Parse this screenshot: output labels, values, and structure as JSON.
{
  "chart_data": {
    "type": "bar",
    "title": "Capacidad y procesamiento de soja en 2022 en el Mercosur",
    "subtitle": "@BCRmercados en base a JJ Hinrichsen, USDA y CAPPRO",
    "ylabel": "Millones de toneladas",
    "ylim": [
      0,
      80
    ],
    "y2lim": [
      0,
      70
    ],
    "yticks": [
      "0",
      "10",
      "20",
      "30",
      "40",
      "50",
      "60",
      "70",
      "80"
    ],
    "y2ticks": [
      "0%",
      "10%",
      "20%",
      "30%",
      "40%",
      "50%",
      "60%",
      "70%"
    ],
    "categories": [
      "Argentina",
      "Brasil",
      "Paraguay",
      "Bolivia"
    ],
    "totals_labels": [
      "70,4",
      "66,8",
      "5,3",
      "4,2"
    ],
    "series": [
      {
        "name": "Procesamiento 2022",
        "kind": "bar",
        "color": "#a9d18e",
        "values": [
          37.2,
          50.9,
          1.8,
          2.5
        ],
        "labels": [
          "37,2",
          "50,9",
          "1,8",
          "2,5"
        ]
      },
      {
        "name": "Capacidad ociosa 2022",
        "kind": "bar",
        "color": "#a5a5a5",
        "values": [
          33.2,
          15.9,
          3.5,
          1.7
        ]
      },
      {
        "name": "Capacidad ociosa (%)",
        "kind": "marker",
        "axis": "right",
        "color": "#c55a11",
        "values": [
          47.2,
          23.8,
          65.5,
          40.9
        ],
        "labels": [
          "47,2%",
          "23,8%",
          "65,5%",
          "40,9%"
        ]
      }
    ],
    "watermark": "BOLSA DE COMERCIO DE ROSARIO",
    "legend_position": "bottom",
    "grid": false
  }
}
..........
● Instruction: Gather from the data above every line with the string "name".

● Solution to this task:
        "name": "Procesamiento 2022",
        "name": "Capacidad ociosa 2022",
        "name": "Capacidad ociosa (%)",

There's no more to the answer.